[EXERCISE]
Give back the entries verbatim.

Stored data entries

*****

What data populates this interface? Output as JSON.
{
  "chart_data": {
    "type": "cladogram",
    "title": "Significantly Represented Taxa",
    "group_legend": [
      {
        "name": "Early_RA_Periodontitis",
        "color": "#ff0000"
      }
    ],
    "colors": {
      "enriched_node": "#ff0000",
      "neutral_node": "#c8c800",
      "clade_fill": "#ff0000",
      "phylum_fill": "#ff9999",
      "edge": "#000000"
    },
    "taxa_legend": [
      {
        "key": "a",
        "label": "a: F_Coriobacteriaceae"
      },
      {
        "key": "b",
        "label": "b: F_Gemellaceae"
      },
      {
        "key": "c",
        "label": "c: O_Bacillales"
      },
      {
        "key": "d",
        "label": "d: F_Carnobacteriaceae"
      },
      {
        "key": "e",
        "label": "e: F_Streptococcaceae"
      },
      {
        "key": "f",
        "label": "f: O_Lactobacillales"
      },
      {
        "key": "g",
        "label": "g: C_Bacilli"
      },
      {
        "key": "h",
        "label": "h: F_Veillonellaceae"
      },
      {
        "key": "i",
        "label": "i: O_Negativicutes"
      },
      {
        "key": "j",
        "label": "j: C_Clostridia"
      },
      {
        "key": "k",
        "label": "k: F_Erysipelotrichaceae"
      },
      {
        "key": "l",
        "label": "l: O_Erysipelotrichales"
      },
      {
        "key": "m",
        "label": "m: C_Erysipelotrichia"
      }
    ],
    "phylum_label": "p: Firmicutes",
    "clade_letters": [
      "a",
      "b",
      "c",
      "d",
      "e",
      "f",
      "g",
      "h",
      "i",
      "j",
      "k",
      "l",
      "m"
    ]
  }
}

*****

[WRITTEN RESPONSE]
What data populates this interface? Output as JSON.
{
  "chart_data": {
    "type": "cladogram",
    "title": "Significantly Represented Taxa",
    "group_legend": [
      {
        "name": "Early_RA_Periodontitis",
        "color": "#ff0000"
      }
    ],
    "colors": {
      "enriched_node": "#ff0000",
      "neutral_node": "#c8c800",
      "clade_fill": "#ff0000",
      "phylum_fill": "#ff9999",
      "edge": "#000000"
    },
    "taxa_legend": [
      {
        "key": "a",
        "label": "a: F_Coriobacteriaceae"
      },
      {
        "key": "b",
        "label": "b: F_Gemellaceae"
      },
      {
        "key": "c",
        "label": "c: O_Bacillales"
      },
      {
        "key": "d",
        "label": "d: F_Carnobacteriaceae"
      },
      {
        "key": "e",
        "label": "e: F_Streptococcaceae"
      },
      {
        "key": "f",
        "label": "f: O_Lactobacillales"
      },
      {
        "key": "g",
        "label": "g: C_Bacilli"
      },
      {
        "key": "h",
        "label": "h: F_Veillonellaceae"
      },
      {
        "key": "i",
        "label": "i: O_Negativicutes"
      },
      {
        "key": "j",
        "label": "j: C_Clostridia"
      },
      {
        "key": "k",
        "label": "k: F_Erysipelotrichaceae"
      },
      {
        "key": "l",
        "label": "l: O_Erysipelotrichales"
      },
      {
        "key": "m",
        "label": "m: C_Erysipelotrichia"
      }
    ],
    "phylum_label": "p: Firmicutes",
    "clade_letters": [
      "a",
      "b",
      "c",
      "d",
      "e",
      "f",
      "g",
      "h",
      "i",
      "j",
      "k",
      "l",
      "m"
    ]
  }
}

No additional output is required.